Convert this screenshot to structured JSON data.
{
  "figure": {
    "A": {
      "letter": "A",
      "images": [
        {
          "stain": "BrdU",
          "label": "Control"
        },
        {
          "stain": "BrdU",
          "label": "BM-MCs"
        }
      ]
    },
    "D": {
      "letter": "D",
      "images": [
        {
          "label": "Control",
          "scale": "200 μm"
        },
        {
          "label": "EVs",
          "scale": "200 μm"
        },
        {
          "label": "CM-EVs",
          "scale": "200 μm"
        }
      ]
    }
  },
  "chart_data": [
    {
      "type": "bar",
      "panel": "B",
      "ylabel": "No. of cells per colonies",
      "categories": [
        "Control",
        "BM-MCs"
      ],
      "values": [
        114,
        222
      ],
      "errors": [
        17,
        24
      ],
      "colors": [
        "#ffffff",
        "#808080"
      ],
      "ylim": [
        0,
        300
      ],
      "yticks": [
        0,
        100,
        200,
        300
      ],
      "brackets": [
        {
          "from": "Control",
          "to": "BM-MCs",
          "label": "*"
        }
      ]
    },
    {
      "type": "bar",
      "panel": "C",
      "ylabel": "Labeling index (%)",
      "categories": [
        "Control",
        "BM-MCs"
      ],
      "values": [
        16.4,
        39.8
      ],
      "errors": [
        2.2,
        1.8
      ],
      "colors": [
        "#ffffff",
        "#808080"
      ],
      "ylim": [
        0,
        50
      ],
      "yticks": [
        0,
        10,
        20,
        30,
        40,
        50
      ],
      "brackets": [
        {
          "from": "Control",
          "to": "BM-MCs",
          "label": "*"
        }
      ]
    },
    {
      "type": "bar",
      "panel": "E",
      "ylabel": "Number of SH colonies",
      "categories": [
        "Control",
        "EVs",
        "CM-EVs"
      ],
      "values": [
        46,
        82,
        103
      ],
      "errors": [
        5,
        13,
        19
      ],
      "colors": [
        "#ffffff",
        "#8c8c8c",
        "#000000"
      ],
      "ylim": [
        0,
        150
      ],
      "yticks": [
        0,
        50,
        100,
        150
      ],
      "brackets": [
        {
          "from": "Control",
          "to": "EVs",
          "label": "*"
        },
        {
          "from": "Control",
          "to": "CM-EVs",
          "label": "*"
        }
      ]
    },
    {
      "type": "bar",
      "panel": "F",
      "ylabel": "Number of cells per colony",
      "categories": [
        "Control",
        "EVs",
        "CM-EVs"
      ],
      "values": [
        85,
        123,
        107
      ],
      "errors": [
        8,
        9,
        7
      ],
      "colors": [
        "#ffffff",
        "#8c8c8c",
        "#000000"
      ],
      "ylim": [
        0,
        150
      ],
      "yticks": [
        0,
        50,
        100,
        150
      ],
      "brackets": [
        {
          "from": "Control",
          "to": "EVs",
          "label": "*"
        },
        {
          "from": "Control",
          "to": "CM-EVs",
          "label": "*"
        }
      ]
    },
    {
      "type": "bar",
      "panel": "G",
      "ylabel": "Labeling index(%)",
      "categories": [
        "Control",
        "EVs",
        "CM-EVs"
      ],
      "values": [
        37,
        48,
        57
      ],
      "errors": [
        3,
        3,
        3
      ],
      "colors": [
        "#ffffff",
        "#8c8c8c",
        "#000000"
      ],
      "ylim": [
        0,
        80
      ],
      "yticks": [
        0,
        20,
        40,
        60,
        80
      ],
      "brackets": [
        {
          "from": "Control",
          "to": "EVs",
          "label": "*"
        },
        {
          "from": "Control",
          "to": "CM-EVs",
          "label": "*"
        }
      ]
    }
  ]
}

• **Prompt**:
Please restate the material above exactly, line by line.

• **Expected answer**:
Convert this screenshot to structured JSON data.
{
  "figure": {
    "A": {
      "letter": "A",
      "images": [
        {
          "stain": "BrdU",
          "label": "Control"
        },
        {
          "stain": "BrdU",
          "label": "BM-MCs"
        }
      ]
    },
    "D": {
      "letter": "D",
      "images": [
        {
          "label": "Control",
          "scale": "200 μm"
        },
        {
          "label": "EVs",
          "scale": "200 μm"
        },
        {
          "label": "CM-EVs",
          "scale": "200 μm"
        }
      ]
    }
  },
  "chart_data": [
    {
      "type": "bar",
      "panel": "B",
      "ylabel": "No. of cells per colonies",
      "categories": [
        "Control",
        "BM-MCs"
      ],
      "values": [
        114,
        222
      ],
      "errors": [
        17,
        24
      ],
      "colors": [
        "#ffffff",
        "#808080"
      ],
      "ylim": [
        0,
        300
      ],
      "yticks": [
        0,
        100,
        200,
        300
      ],
      "brackets": [
        {
          "from": "Control",
          "to": "BM-MCs",
          "label": "*"
        }
      ]
    },
    {
      "type": "bar",
      "panel": "C",
      "ylabel": "Labeling index (%)",
      "categories": [
        "Control",
        "BM-MCs"
      ],
      "values": [
        16.4,
        39.8
      ],
      "errors": [
        2.2,
        1.8
      ],
      "colors": [
        "#ffffff",
        "#808080"
      ],
      "ylim": [
        0,
        50
      ],
      "yticks": [
        0,
        10,
        20,
        30,
        40,
        50
      ],
      "brackets": [
        {
          "from": "Control",
          "to": "BM-MCs",
          "label": "*"
        }
      ]
    },
    {
      "type": "bar",
      "panel": "E",
      "ylabel": "Number of SH colonies",
      "categories": [
        "Control",
        "EVs",
        "CM-EVs"
      ],
      "values": [
        46,
        82,
        103
      ],
      "errors": [
        5,
        13,
        19
      ],
      "colors": [
        "#ffffff",
        "#8c8c8c",
        "#000000"
      ],
      "ylim": [
        0,
        150
      ],
      "yticks": [
        0,
        50,
        100,
        150
      ],
      "brackets": [
        {
          "from": "Control",
          "to": "EVs",
          "label": "*"
        },
        {
          "from": "Control",
          "to": "CM-EVs",
          "label": "*"
        }
      ]
    },
    {
      "type": "bar",
      "panel": "F",
      "ylabel": "Number of cells per colony",
      "categories": [
        "Control",
        "EVs",
        "CM-EVs"
      ],
      "values": [
        85,
        123,
        107
      ],
      "errors": [
        8,
        9,
        7
      ],
      "colors": [
        "#ffffff",
        "#8c8c8c",
        "#000000"
      ],
      "ylim": [
        0,
        150
      ],
      "yticks": [
        0,
        50,
        100,
        150
      ],
      "brackets": [
        {
          "from": "Control",
          "to": "EVs",
          "label": "*"
        },
        {
          "from": "Control",
          "to": "CM-EVs",
          "label": "*"
        }
      ]
    },
    {
      "type": "bar",
      "panel": "G",
      "ylabel": "Labeling index(%)",
      "categories": [
        "Control",
        "EVs",
        "CM-EVs"
      ],
      "values": [
        37,
        48,
        57
      ],
      "errors": [
        3,
        3,
        3
      ],
      "colors": [
        "#ffffff",
        "#8c8c8c",
        "#000000"
      ],
      "ylim": [
        0,
        80
      ],
      "yticks": [
        0,
        20,
        40,
        60,
        80
      ],
      "brackets": [
        {
          "from": "Control",
          "to": "EVs",
          "label": "*"
        },
        {
          "from": "Control",
          "to": "CM-EVs",
          "label": "*"
        }
      ]
    }
  ]
}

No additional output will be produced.